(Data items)
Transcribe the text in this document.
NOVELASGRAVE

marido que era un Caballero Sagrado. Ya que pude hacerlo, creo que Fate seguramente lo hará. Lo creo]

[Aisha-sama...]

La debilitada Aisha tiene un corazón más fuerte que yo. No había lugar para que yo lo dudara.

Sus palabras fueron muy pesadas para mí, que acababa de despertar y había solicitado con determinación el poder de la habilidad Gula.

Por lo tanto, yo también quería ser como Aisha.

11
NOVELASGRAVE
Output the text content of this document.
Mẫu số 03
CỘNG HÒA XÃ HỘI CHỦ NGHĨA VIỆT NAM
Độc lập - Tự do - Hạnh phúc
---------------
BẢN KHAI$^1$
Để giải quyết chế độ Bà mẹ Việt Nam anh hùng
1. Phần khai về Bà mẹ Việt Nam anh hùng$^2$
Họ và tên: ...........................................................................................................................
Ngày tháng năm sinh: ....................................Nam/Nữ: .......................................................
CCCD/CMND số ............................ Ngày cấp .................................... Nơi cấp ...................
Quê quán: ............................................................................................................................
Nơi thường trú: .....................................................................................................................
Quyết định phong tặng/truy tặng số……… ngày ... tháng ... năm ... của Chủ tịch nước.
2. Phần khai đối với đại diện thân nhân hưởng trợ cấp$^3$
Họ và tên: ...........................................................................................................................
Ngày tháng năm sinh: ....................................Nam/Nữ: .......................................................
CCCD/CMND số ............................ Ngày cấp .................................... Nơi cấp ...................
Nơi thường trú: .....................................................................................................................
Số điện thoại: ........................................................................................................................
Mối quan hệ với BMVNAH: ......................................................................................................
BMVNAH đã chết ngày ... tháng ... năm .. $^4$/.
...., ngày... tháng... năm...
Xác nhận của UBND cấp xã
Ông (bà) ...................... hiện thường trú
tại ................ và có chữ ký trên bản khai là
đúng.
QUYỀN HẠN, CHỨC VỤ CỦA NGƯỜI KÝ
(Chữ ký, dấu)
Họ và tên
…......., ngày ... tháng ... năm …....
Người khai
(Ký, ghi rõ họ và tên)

## Task brief
Return every line containing "document".

## Worked solution
Transcribe the text in this document.
Output the text content of this document.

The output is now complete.